#### Work to be completed
All of the data should be repeated exactly; pictures are not part of the copy.

#### Listing

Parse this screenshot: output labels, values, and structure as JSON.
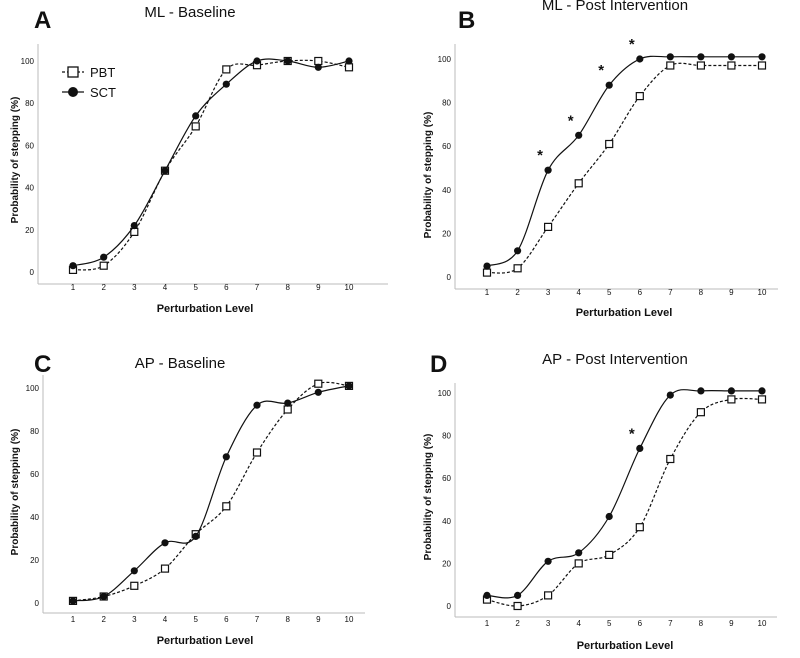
{
  "chart_data": [
    {
      "panel": "A",
      "type": "line",
      "title": "ML - Baseline",
      "xlabel": "Perturbation Level",
      "ylabel": "Probability of stepping (%)",
      "x": [
        1,
        2,
        3,
        4,
        5,
        6,
        7,
        8,
        9,
        10
      ],
      "ylim": [
        0,
        105
      ],
      "yticks": [
        0,
        20,
        40,
        60,
        80,
        100
      ],
      "legend": {
        "position": "top-left",
        "entries": [
          "PBT",
          "SCT"
        ]
      },
      "series": [
        {
          "name": "PBT",
          "values": [
            1,
            3,
            19,
            48,
            69,
            96,
            98,
            100,
            100,
            97
          ]
        },
        {
          "name": "SCT",
          "values": [
            3,
            7,
            22,
            48,
            74,
            89,
            100,
            100,
            97,
            100
          ]
        }
      ],
      "annotations": []
    },
    {
      "panel": "B",
      "type": "line",
      "title": "ML - Post Intervention",
      "xlabel": "Perturbation Level",
      "ylabel": "Probability of stepping (%)",
      "x": [
        1,
        2,
        3,
        4,
        5,
        6,
        7,
        8,
        9,
        10
      ],
      "ylim": [
        0,
        105
      ],
      "yticks": [
        0,
        20,
        40,
        60,
        80,
        100
      ],
      "series": [
        {
          "name": "PBT",
          "values": [
            2,
            4,
            23,
            43,
            61,
            83,
            97,
            97,
            97,
            97
          ]
        },
        {
          "name": "SCT",
          "values": [
            5,
            12,
            49,
            65,
            88,
            100,
            101,
            101,
            101,
            101
          ]
        }
      ],
      "annotations": [
        {
          "text": "*",
          "x": 3
        },
        {
          "text": "*",
          "x": 4
        },
        {
          "text": "*",
          "x": 5
        },
        {
          "text": "*",
          "x": 6
        }
      ]
    },
    {
      "panel": "C",
      "type": "line",
      "title": "AP - Baseline",
      "xlabel": "Perturbation Level",
      "ylabel": "Probability of stepping (%)",
      "x": [
        1,
        2,
        3,
        4,
        5,
        6,
        7,
        8,
        9,
        10
      ],
      "ylim": [
        0,
        105
      ],
      "yticks": [
        0,
        20,
        40,
        60,
        80,
        100
      ],
      "series": [
        {
          "name": "PBT",
          "values": [
            1,
            3,
            8,
            16,
            32,
            45,
            70,
            90,
            102,
            101
          ]
        },
        {
          "name": "SCT",
          "values": [
            1,
            3,
            15,
            28,
            31,
            68,
            92,
            93,
            98,
            101
          ]
        }
      ],
      "annotations": []
    },
    {
      "panel": "D",
      "type": "line",
      "title": "AP - Post Intervention",
      "xlabel": "Perturbation Level",
      "ylabel": "Probability of stepping (%)",
      "x": [
        1,
        2,
        3,
        4,
        5,
        6,
        7,
        8,
        9,
        10
      ],
      "ylim": [
        0,
        105
      ],
      "yticks": [
        0,
        20,
        40,
        60,
        80,
        100
      ],
      "series": [
        {
          "name": "PBT",
          "values": [
            3,
            0,
            5,
            20,
            24,
            37,
            69,
            91,
            97,
            97
          ]
        },
        {
          "name": "SCT",
          "values": [
            5,
            5,
            21,
            25,
            42,
            74,
            99,
            101,
            101,
            101
          ]
        }
      ],
      "annotations": [
        {
          "text": "*",
          "x": 6
        }
      ]
    }
  ]
}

#### The response
Parse this screenshot: output labels, values, and structure as JSON.
{
  "chart_data": [
    {
      "panel": "A",
      "type": "line",
      "title": "ML - Baseline",
      "xlabel": "Perturbation Level",
      "ylabel": "Probability of stepping (%)",
      "x": [
        1,
        2,
        3,
        4,
        5,
        6,
        7,
        8,
        9,
        10
      ],
      "ylim": [
        0,
        105
      ],
      "yticks": [
        0,
        20,
        40,
        60,
        80,
        100
      ],
      "legend": {
        "position": "top-left",
        "entries": [
          "PBT",
          "SCT"
        ]
      },
      "series": [
        {
          "name": "PBT",
          "values": [
            1,
            3,
            19,
            48,
            69,
            96,
            98,
            100,
            100,
            97
          ]
        },
        {
          "name": "SCT",
          "values": [
            3,
            7,
            22,
            48,
            74,
            89,
            100,
            100,
            97,
            100
          ]
        }
      ],
      "annotations": []
    },
    {
      "panel": "B",
      "type": "line",
      "title": "ML - Post Intervention",
      "xlabel": "Perturbation Level",
      "ylabel": "Probability of stepping (%)",
      "x": [
        1,
        2,
        3,
        4,
        5,
        6,
        7,
        8,
        9,
        10
      ],
      "ylim": [
        0,
        105
      ],
      "yticks": [
        0,
        20,
        40,
        60,
        80,
        100
      ],
      "series": [
        {
          "name": "PBT",
          "values": [
            2,
            4,
            23,
            43,
            61,
            83,
            97,
            97,
            97,
            97
          ]
        },
        {
          "name": "SCT",
          "values": [
            5,
            12,
            49,
            65,
            88,
            100,
            101,
            101,
            101,
            101
          ]
        }
      ],
      "annotations": [
        {
          "text": "*",
          "x": 3
        },
        {
          "text": "*",
          "x": 4
        },
        {
          "text": "*",
          "x": 5
        },
        {
          "text": "*",
          "x": 6
        }
      ]
    },
    {
      "panel": "C",
      "type": "line",
      "title": "AP - Baseline",
      "xlabel": "Perturbation Level",
      "ylabel": "Probability of stepping (%)",
      "x": [
        1,
        2,
        3,
        4,
        5,
        6,
        7,
        8,
        9,
        10
      ],
      "ylim": [
        0,
        105
      ],
      "yticks": [
        0,
        20,
        40,
        60,
        80,
        100
      ],
      "series": [
        {
          "name": "PBT",
          "values": [
            1,
            3,
            8,
            16,
            32,
            45,
            70,
            90,
            102,
            101
          ]
        },
        {
          "name": "SCT",
          "values": [
            1,
            3,
            15,
            28,
            31,
            68,
            92,
            93,
            98,
            101
          ]
        }
      ],
      "annotations": []
    },
    {
      "panel": "D",
      "type": "line",
      "title": "AP - Post Intervention",
      "xlabel": "Perturbation Level",
      "ylabel": "Probability of stepping (%)",
      "x": [
        1,
        2,
        3,
        4,
        5,
        6,
        7,
        8,
        9,
        10
      ],
      "ylim": [
        0,
        105
      ],
      "yticks": [
        0,
        20,
        40,
        60,
        80,
        100
      ],
      "series": [
        {
          "name": "PBT",
          "values": [
            3,
            0,
            5,
            20,
            24,
            37,
            69,
            91,
            97,
            97
          ]
        },
        {
          "name": "SCT",
          "values": [
            5,
            5,
            21,
            25,
            42,
            74,
            99,
            101,
            101,
            101
          ]
        }
      ],
      "annotations": [
        {
          "text": "*",
          "x": 6
        }
      ]
    }
  ]
}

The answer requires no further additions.